TASK –
Rewrite the lines of all the items below as a Markdown table with the columns "Row" and "Line", numbering each row and omitting blank lines.
━━━━━━━━
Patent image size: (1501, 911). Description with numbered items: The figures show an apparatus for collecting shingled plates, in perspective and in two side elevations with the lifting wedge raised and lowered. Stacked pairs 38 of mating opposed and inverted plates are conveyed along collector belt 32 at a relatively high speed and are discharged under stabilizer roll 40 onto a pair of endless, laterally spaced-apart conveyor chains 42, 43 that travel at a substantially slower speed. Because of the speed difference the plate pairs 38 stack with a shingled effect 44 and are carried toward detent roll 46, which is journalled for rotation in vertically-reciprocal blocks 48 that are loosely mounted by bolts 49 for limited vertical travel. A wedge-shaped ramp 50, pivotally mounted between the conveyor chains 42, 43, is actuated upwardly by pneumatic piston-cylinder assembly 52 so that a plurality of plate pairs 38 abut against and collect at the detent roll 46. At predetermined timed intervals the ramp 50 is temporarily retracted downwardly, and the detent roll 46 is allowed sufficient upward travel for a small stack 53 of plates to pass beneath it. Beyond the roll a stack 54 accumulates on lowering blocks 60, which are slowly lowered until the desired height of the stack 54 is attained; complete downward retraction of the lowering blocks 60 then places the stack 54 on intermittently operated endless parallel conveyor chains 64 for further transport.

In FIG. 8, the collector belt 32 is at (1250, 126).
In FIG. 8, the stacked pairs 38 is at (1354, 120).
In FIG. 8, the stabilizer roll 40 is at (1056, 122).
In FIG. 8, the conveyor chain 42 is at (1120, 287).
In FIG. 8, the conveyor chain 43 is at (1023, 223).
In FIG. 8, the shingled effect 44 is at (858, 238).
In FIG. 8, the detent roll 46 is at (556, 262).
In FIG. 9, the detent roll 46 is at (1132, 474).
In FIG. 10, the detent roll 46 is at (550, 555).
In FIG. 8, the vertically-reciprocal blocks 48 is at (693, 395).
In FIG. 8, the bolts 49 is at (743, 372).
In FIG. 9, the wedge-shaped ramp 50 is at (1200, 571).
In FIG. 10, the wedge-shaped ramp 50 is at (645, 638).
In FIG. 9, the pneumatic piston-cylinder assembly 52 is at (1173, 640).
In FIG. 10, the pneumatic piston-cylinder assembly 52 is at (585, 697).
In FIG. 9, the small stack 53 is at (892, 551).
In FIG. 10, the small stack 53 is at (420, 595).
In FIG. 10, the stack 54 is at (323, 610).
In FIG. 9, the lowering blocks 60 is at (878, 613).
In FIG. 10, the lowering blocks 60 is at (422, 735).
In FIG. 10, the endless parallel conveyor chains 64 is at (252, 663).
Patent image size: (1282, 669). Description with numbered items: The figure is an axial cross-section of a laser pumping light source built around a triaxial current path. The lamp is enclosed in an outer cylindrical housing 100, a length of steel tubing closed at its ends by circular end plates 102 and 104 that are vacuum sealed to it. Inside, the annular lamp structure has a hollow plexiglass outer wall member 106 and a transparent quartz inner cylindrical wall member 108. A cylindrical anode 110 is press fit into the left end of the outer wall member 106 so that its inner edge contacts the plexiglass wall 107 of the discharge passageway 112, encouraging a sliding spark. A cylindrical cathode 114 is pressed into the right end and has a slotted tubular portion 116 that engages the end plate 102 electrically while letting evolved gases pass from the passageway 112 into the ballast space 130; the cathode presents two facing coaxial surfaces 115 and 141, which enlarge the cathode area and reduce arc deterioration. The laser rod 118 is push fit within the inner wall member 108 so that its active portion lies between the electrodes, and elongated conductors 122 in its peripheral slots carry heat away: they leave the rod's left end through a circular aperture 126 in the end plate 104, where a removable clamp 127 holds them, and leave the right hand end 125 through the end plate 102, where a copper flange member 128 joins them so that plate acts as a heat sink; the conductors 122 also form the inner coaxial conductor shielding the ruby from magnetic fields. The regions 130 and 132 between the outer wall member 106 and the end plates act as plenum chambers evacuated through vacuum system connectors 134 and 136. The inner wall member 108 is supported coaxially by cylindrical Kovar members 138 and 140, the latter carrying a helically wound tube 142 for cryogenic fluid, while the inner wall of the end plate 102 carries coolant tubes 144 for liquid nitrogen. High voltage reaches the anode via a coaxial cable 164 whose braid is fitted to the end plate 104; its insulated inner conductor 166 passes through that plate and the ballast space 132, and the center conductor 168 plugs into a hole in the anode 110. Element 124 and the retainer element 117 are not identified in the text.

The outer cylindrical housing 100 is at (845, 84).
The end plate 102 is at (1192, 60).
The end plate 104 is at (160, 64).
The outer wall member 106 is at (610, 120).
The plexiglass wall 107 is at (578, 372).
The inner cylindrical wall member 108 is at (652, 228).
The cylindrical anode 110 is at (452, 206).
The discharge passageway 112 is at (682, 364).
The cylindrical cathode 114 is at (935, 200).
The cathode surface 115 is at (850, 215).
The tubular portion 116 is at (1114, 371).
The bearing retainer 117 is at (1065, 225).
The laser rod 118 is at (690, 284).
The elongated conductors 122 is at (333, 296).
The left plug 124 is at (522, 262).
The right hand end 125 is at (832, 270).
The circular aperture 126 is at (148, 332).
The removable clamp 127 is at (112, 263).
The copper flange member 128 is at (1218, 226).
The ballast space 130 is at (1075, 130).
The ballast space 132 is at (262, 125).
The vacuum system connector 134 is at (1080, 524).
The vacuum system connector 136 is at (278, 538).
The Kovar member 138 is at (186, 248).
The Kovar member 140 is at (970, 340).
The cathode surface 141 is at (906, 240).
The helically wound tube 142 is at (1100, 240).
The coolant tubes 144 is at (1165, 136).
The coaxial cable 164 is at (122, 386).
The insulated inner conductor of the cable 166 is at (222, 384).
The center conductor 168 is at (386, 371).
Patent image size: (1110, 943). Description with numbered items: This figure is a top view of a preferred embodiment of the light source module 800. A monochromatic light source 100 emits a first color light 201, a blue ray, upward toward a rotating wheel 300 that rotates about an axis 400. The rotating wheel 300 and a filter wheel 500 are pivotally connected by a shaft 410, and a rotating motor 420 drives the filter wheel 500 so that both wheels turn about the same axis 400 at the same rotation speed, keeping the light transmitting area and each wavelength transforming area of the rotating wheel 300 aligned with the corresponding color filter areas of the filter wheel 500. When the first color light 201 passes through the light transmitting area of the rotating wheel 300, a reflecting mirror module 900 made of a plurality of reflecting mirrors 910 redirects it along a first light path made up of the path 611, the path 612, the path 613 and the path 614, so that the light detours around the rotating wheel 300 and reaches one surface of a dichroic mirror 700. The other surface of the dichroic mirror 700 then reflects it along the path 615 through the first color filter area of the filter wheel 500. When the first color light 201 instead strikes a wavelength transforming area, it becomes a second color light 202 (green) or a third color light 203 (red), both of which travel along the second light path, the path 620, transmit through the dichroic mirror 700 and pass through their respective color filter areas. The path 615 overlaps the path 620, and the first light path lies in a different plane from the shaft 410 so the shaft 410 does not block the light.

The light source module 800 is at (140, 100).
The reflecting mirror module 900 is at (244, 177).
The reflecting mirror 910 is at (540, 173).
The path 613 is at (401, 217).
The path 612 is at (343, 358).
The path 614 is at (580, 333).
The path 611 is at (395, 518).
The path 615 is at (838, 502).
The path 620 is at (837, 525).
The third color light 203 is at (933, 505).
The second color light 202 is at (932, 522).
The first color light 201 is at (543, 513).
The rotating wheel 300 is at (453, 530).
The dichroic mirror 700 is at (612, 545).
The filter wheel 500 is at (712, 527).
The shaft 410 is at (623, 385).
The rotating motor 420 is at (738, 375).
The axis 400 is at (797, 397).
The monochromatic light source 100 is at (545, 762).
━━━━━━━━
CORRECT RESPONSE –
| Row | Line |
|---|---|
| 1 | Patent image size: (1501, 911). Description with numbered items: The figures show an apparatus for collecting shingled plates, in perspective and in two side elevations with the lifting wedge raised and lowered. Stacked pairs 38 of mating opposed and inverted plates are conveyed along collector belt 32 at a relatively high speed and are discharged under stabilizer roll 40 onto a pair of endless, laterally spaced-apart conveyor chains 42, 43 that travel at a substantially slower speed. Because of the speed difference the plate pairs 38 stack with a shingled effect 44 and are carried toward detent roll 46, which is journalled for rotation in vertically-reciprocal blocks 48 that are loosely mounted by bolts 49 for limited vertical travel. A wedge-shaped ramp 50, pivotally mounted between the conveyor chains 42, 43, is actuated upwardly by pneumatic piston-cylinder assembly 52 so that a plurality of plate pairs 38 abut against and collect at the detent roll 46. At predetermined timed intervals the ramp 50 is temporarily retracted downwardly, and the detent roll 46 is allowed sufficient upward travel for a small stack 53 of plates to pass beneath it. Beyond the roll a stack 54 accumulates on lowering blocks 60, which are slowly lowered until the desired height of the stack 54 is attained; complete downward retraction of the lowering blocks 60 then places the stack 54 on intermittently operated endless parallel conveyor chains 64 for further transport. |
| 2 | In FIG. 8, the collector belt 32 is at (1250, 126). |
| 3 | In FIG. 8, the stacked pairs 38 is at (1354, 120). |
| 4 | In FIG. 8, the stabilizer roll 40 is at (1056, 122). |
| 5 | In FIG. 8, the conveyor chain 42 is at (1120, 287). |
| 6 | In FIG. 8, the conveyor chain 43 is at (1023, 223). |
| 7 | In FIG. 8, the shingled effect 44 is at (858, 238). |
| 8 | In FIG. 8, the detent roll 46 is at (556, 262). |
| 9 | In FIG. 9, the detent roll 46 is at (1132, 474). |
| 10 | In FIG. 10, the detent roll 46 is at (550, 555). |
| 11 | In FIG. 8, the vertically-reciprocal blocks 48 is at (693, 395). |
| 12 | In FIG. 8, the bolts 49 is at (743, 372). |
| 13 | In FIG. 9, the wedge-shaped ramp 50 is at (1200, 571). |
| 14 | In FIG. 10, the wedge-shaped ramp 50 is at (645, 638). |
| 15 | In FIG. 9, the pneumatic piston-cylinder assembly 52 is at (1173, 640). |
| 16 | In FIG. 10, the pneumatic piston-cylinder assembly 52 is at (585, 697). |
| 17 | In FIG. 9, the small stack 53 is at (892, 551). |
| 18 | In FIG. 10, the small stack 53 is at (420, 595). |
| 19 | In FIG. 10, the stack 54 is at (323, 610). |
| 20 | In FIG. 9, the lowering blocks 60 is at (878, 613). |
| 21 | In FIG. 10, the lowering blocks 60 is at (422, 735). |
| 22 | In FIG. 10, the endless parallel conveyor chains 64 is at (252, 663). |
| 23 | Patent image size: (1282, 669). Description with numbered items: The figure is an axial cross-section of a laser pumping light source built around a triaxial current path. The lamp is enclosed in an outer cylindrical housing 100, a length of steel tubing closed at its ends by circular end plates 102 and 104 that are vacuum sealed to it. Inside, the annular lamp structure has a hollow plexiglass outer wall member 106 and a transparent quartz inner cylindrical wall member 108. A cylindrical anode 110 is press fit into the left end of the outer wall member 106 so that its inner edge contacts the plexiglass wall 107 of the discharge passageway 112, encouraging a sliding spark. A cylindrical cathode 114 is pressed into the right end and has a slotted tubular portion 116 that engages the end plate 102 electrically while letting evolved gases pass from the passageway 112 into the ballast space 130; the cathode presents two facing coaxial surfaces 115 and 141, which enlarge the cathode area and reduce arc deterioration. The laser rod 118 is push fit within the inner wall member 108 so that its active portion lies between the electrodes, and elongated conductors 122 in its peripheral slots carry heat away: they leave the rod's left end through a circular aperture 126 in the end plate 104, where a removable clamp 127 holds them, and leave the right hand end 125 through the end plate 102, where a copper flange member 128 joins them so that plate acts as a heat sink; the conductors 122 also form the inner coaxial conductor shielding the ruby from magnetic fields. The regions 130 and 132 between the outer wall member 106 and the end plates act as plenum chambers evacuated through vacuum system connectors 134 and 136. The inner wall member 108 is supported coaxially by cylindrical Kovar members 138 and 140, the latter carrying a helically wound tube 142 for cryogenic fluid, while the inner wall of the end plate 102 carries coolant tubes 144 for liquid nitrogen. High voltage reaches the anode via a coaxial cable 164 whose braid is fitted to the end plate 104; its insulated inner conductor 166 passes through that plate and the ballast space 132, and the center conductor 168 plugs into a hole in the anode 110. Element 124 and the retainer element 117 are not identified in the text. |
| 24 | The outer cylindrical housing 100 is at (845, 84). |
| 25 | The end plate 102 is at (1192, 60). |
| 26 | The end plate 104 is at (160, 64). |
| 27 | The outer wall member 106 is at (610, 120). |
| 28 | The plexiglass wall 107 is at (578, 372). |
| 29 | The inner cylindrical wall member 108 is at (652, 228). |
| 30 | The cylindrical anode 110 is at (452, 206). |
| 31 | The discharge passageway 112 is at (682, 364). |
| 32 | The cylindrical cathode 114 is at (935, 200). |
| 33 | The cathode surface 115 is at (850, 215). |
| 34 | The tubular portion 116 is at (1114, 371). |
| 35 | The bearing retainer 117 is at (1065, 225). |
| 36 | The laser rod 118 is at (690, 284). |
| 37 | The elongated conductors 122 is at (333, 296). |
| 38 | The left plug 124 is at (522, 262). |
| 39 | The right hand end 125 is at (832, 270). |
| 40 | The circular aperture 126 is at (148, 332). |
| 41 | The removable clamp 127 is at (112, 263). |
| 42 | The copper flange member 128 is at (1218, 226). |
| 43 | The ballast space 130 is at (1075, 130). |
| 44 | The ballast space 132 is at (262, 125). |
| 45 | The vacuum system connector 134 is at (1080, 524). |
| 46 | The vacuum system connector 136 is at (278, 538). |
| 47 | The Kovar member 138 is at (186, 248). |
| 48 | The Kovar member 140 is at (970, 340). |
| 49 | The cathode surface 141 is at (906, 240). |
| 50 | The helically wound tube 142 is at (1100, 240). |
| 51 | The coolant tubes 144 is at (1165, 136). |
| 52 | The coaxial cable 164 is at (122, 386). |
| 53 | The insulated inner conductor of the cable 166 is at (222, 384). |
| 54 | The center conductor 168 is at (386, 371). |
| 55 | Patent image size: (1110, 943). Description with numbered items: This figure is a top view of a preferred embodiment of the light source module 800. A monochromatic light source 100 emits a first color light 201, a blue ray, upward toward a rotating wheel 300 that rotates about an axis 400. The rotating wheel 300 and a filter wheel 500 are pivotally connected by a shaft 410, and a rotating motor 420 drives the filter wheel 500 so that both wheels turn about the same axis 400 at the same rotation speed, keeping the light transmitting area and each wavelength transforming area of the rotating wheel 300 aligned with the corresponding color filter areas of the filter wheel 500. When the first color light 201 passes through the light transmitting area of the rotating wheel 300, a reflecting mirror module 900 made of a plurality of reflecting mirrors 910 redirects it along a first light path made up of the path 611, the path 612, the path 613 and the path 614, so that the light detours around the rotating wheel 300 and reaches one surface of a dichroic mirror 700. The other surface of the dichroic mirror 700 then reflects it along the path 615 through the first color filter area of the filter wheel 500. When the first color light 201 instead strikes a wavelength transforming area, it becomes a second color light 202 (green) or a third color light 203 (red), both of which travel along the second light path, the path 620, transmit through the dichroic mirror 700 and pass through their respective color filter areas. The path 615 overlaps the path 620, and the first light path lies in a different plane from the shaft 410 so the shaft 410 does not block the light. |
| 56 | The light source module 800 is at (140, 100). |
| 57 | The reflecting mirror module 900 is at (244, 177). |
| 58 | The reflecting mirror 910 is at (540, 173). |
| 59 | The path 613 is at (401, 217). |
| 60 | The path 612 is at (343, 358). |
| 61 | The path 614 is at (580, 333). |
| 62 | The path 611 is at (395, 518). |
| 63 | The path 615 is at (838, 502). |
| 64 | The path 620 is at (837, 525). |
| 65 | The third color light 203 is at (933, 505). |
| 66 | The second color light 202 is at (932, 522). |
| 67 | The first color light 201 is at (543, 513). |
| 68 | The rotating wheel 300 is at (453, 530). |
| 69 | The dichroic mirror 700 is at (612, 545). |
| 70 | The filter wheel 500 is at (712, 527). |
| 71 | The shaft 410 is at (623, 385). |
| 72 | The rotating motor 420 is at (738, 375). |
| 73 | The axis 400 is at (797, 397). |
| 74 | The monochromatic light source 100 is at (545, 762). |